# AIM
Reproduce the listing below verbatim.

(Records about charts and figures)
--------
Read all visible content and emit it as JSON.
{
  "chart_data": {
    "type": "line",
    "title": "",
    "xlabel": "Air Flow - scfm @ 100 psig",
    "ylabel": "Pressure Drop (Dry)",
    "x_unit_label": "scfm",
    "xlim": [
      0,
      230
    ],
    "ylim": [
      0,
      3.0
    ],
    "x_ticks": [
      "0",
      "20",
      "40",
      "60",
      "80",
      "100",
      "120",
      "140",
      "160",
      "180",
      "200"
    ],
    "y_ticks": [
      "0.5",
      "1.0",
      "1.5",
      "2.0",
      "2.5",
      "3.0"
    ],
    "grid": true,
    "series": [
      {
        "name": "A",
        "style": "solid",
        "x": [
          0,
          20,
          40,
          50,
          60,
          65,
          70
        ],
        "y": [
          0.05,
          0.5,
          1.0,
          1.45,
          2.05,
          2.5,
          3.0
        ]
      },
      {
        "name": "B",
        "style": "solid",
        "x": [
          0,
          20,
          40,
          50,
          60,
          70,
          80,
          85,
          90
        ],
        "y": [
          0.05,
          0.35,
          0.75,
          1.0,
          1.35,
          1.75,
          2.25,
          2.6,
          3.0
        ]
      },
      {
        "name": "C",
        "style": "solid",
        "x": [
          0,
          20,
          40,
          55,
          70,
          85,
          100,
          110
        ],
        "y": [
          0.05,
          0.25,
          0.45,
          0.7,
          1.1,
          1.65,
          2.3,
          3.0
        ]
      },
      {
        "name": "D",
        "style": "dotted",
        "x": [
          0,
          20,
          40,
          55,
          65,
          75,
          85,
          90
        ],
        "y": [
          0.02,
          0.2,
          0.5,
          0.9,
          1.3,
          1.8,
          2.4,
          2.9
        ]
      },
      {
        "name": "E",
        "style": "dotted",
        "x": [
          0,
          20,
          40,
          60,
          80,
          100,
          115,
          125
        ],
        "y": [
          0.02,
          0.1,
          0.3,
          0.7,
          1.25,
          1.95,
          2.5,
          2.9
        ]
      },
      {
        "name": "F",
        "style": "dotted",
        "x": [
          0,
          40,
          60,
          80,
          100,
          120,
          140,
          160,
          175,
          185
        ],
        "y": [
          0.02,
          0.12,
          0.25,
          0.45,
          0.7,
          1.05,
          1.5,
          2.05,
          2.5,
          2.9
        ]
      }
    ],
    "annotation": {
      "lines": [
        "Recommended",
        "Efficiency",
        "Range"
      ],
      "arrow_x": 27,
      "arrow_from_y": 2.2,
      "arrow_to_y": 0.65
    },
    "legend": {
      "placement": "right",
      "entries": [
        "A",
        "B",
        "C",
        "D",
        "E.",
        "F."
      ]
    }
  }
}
--------
# RESULT
Read all visible content and emit it as JSON.
{
  "chart_data": {
    "type": "line",
    "title": "",
    "xlabel": "Air Flow - scfm @ 100 psig",
    "ylabel": "Pressure Drop (Dry)",
    "x_unit_label": "scfm",
    "xlim": [
      0,
      230
    ],
    "ylim": [
      0,
      3.0
    ],
    "x_ticks": [
      "0",
      "20",
      "40",
      "60",
      "80",
      "100",
      "120",
      "140",
      "160",
      "180",
      "200"
    ],
    "y_ticks": [
      "0.5",
      "1.0",
      "1.5",
      "2.0",
      "2.5",
      "3.0"
    ],
    "grid": true,
    "series": [
      {
        "name": "A",
        "style": "solid",
        "x": [
          0,
          20,
          40,
          50,
          60,
          65,
          70
        ],
        "y": [
          0.05,
          0.5,
          1.0,
          1.45,
          2.05,
          2.5,
          3.0
        ]
      },
      {
        "name": "B",
        "style": "solid",
        "x": [
          0,
          20,
          40,
          50,
          60,
          70,
          80,
          85,
          90
        ],
        "y": [
          0.05,
          0.35,
          0.75,
          1.0,
          1.35,
          1.75,
          2.25,
          2.6,
          3.0
        ]
      },
      {
        "name": "C",
        "style": "solid",
        "x": [
          0,
          20,
          40,
          55,
          70,
          85,
          100,
          110
        ],
        "y": [
          0.05,
          0.25,
          0.45,
          0.7,
          1.1,
          1.65,
          2.3,
          3.0
        ]
      },
      {
        "name": "D",
        "style": "dotted",
        "x": [
          0,
          20,
          40,
          55,
          65,
          75,
          85,
          90
        ],
        "y": [
          0.02,
          0.2,
          0.5,
          0.9,
          1.3,
          1.8,
          2.4,
          2.9
        ]
      },
      {
        "name": "E",
        "style": "dotted",
        "x": [
          0,
          20,
          40,
          60,
          80,
          100,
          115,
          125
        ],
        "y": [
          0.02,
          0.1,
          0.3,
          0.7,
          1.25,
          1.95,
          2.5,
          2.9
        ]
      },
      {
        "name": "F",
        "style": "dotted",
        "x": [
          0,
          40,
          60,
          80,
          100,
          120,
          140,
          160,
          175,
          185
        ],
        "y": [
          0.02,
          0.12,
          0.25,
          0.45,
          0.7,
          1.05,
          1.5,
          2.05,
          2.5,
          2.9
        ]
      }
    ],
    "annotation": {
      "lines": [
        "Recommended",
        "Efficiency",
        "Range"
      ],
      "arrow_x": 27,
      "arrow_from_y": 2.2,
      "arrow_to_y": 0.65
    },
    "legend": {
      "placement": "right",
      "entries": [
        "A",
        "B",
        "C",
        "D",
        "E.",
        "F."
      ]
    }
  }
}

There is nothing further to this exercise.